:: Problem details ::
Tally up how many lines in the listing below contain the string "находилось", and give only the total.

Stored records:

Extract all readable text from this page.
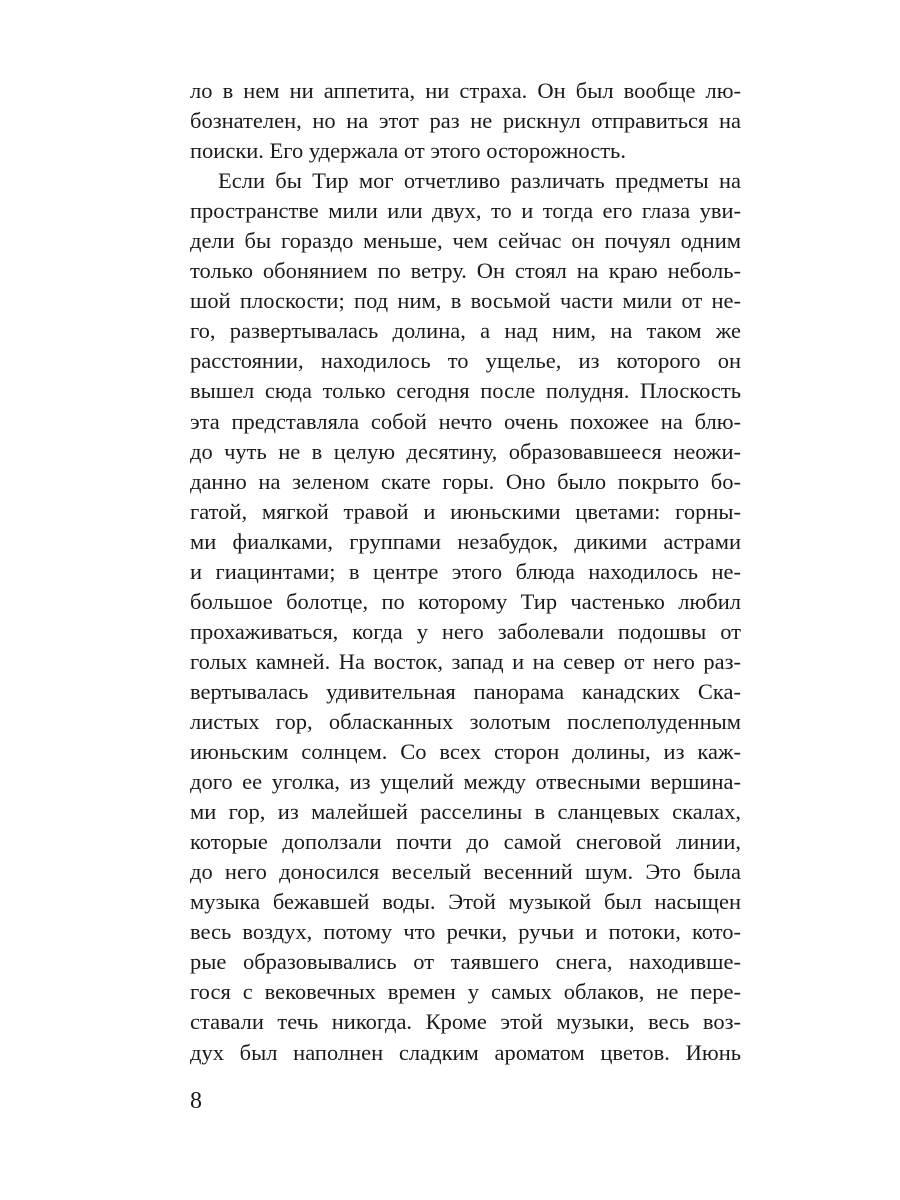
ло в нем ни аппетита, ни страха. Он был вообще лю-
бознателен, но на этот раз не рискнул отправиться на
поиски. Его удержала от этого осторожность.
Если бы Тир мог отчетливо различать предметы на
пространстве мили или двух, то и тогда его глаза уви-
дели бы гораздо меньше, чем сейчас он почуял одним
только обонянием по ветру. Он стоял на краю неболь-
шой плоскости; под ним, в восьмой части мили от не-
го, развертывалась долина, а над ним, на таком же
расстоянии, находилось то ущелье, из которого он
вышел сюда только сегодня после полудня. Плоскость
эта представляла собой нечто очень похожее на блю-
до чуть не в целую десятину, образовавшееся неожи-
данно на зеленом скате горы. Оно было покрыто бо-
гатой, мягкой травой и июньскими цветами: горны-
ми фиалками, группами незабудок, дикими астрами
и гиацинтами; в центре этого блюда находилось не-
большое болотце, по которому Тир частенько любил
прохаживаться, когда у него заболевали подошвы от
голых камней. На восток, запад и на север от него раз-
вертывалась удивительная панорама канадских Ска-
листых гор, обласканных золотым послеполуденным
июньским солнцем. Со всех сторон долины, из каж-
дого ее уголка, из ущелий между отвесными вершина-
ми гор, из малейшей расселины в сланцевых скалах,
которые доползали почти до самой снеговой линии,
до него доносился веселый весенний шум. Это была
музыка бежавшей воды. Этой музыкой был насыщен
весь воздух, потому что речки, ручьи и потоки, кото-
рые образовывались от таявшего снега, находивше-
гося с вековечных времен у самых облаков, не пере-
ставали течь никогда. Кроме этой музыки, весь воз-
дух был наполнен сладким ароматом цветов. Июнь
8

:: Final answer ::
2